Exercise prompt = Write out the records word for word, starting at their first line and ending at the line that contains "- y-tick-label: My organisation continues", with that line included.

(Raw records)
## begin

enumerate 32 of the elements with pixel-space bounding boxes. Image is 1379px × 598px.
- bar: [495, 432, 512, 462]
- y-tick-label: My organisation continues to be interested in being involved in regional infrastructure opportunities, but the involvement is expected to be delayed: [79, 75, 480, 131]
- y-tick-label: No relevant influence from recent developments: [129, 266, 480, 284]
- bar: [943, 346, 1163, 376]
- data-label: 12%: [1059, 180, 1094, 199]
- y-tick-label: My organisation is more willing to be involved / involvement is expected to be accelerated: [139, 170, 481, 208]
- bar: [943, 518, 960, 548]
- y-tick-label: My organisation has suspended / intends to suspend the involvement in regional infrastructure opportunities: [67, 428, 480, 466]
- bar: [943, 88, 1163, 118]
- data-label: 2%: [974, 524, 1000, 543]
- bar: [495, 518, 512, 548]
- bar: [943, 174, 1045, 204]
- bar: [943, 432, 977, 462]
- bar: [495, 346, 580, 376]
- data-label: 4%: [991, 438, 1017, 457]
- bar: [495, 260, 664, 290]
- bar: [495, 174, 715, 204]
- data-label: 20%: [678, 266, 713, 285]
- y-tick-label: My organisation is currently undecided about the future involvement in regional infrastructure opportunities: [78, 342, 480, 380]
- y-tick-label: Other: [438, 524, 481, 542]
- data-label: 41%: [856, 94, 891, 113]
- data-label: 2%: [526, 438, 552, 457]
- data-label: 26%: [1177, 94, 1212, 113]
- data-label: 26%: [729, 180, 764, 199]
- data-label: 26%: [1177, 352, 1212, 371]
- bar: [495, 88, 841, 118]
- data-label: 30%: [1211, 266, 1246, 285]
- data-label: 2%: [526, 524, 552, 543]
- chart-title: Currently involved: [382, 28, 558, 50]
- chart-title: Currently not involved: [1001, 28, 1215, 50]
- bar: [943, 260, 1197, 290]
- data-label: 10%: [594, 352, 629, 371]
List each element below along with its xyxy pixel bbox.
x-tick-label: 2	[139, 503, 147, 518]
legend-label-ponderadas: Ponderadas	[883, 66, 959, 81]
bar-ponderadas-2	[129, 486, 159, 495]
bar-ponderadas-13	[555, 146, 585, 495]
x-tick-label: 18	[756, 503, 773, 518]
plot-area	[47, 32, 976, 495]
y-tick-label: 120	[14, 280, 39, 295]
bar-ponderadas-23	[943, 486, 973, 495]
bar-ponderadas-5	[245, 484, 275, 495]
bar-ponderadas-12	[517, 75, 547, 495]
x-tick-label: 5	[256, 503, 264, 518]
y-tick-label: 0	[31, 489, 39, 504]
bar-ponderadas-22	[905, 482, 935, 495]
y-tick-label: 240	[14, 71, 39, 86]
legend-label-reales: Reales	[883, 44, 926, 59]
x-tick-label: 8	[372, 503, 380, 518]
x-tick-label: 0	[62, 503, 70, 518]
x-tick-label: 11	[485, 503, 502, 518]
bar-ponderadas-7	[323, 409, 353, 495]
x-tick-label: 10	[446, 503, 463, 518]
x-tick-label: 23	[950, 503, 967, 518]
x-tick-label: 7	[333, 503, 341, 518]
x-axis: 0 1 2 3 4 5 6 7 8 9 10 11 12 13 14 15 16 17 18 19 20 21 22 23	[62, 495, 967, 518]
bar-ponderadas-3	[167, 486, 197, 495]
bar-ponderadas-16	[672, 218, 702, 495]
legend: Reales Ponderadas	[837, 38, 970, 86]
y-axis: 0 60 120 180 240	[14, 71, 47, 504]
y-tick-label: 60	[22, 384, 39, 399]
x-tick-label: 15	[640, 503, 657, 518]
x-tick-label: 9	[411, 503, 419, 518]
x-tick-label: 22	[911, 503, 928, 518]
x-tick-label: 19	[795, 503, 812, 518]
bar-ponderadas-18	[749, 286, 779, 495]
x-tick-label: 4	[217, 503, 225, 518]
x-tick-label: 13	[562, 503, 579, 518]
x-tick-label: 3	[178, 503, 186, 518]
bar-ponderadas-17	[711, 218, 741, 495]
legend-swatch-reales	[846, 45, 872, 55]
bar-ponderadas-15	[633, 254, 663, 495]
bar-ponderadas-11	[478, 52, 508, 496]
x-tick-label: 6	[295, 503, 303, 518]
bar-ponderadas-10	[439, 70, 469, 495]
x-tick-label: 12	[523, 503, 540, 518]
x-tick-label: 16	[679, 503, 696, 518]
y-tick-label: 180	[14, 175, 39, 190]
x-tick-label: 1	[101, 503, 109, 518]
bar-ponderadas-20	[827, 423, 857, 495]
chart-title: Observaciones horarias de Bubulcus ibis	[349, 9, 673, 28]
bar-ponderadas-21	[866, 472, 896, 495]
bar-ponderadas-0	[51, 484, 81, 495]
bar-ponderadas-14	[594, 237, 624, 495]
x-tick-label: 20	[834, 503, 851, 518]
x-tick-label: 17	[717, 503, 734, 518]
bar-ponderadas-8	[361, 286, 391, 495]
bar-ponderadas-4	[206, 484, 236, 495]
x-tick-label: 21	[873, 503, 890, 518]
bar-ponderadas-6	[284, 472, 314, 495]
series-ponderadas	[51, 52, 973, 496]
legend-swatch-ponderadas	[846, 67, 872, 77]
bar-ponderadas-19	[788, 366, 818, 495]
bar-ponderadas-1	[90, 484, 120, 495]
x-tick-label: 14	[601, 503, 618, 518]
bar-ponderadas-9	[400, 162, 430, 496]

## end

Exercise answer =
enumerate 32 of the elements with pixel-space bounding boxes. Image is 1379px × 598px.
- bar: [495, 432, 512, 462]
- y-tick-label: My organisation continues to be interested in being involved in regional infrastructure opportunities, but the involvement is expected to be delayed: [79, 75, 480, 131]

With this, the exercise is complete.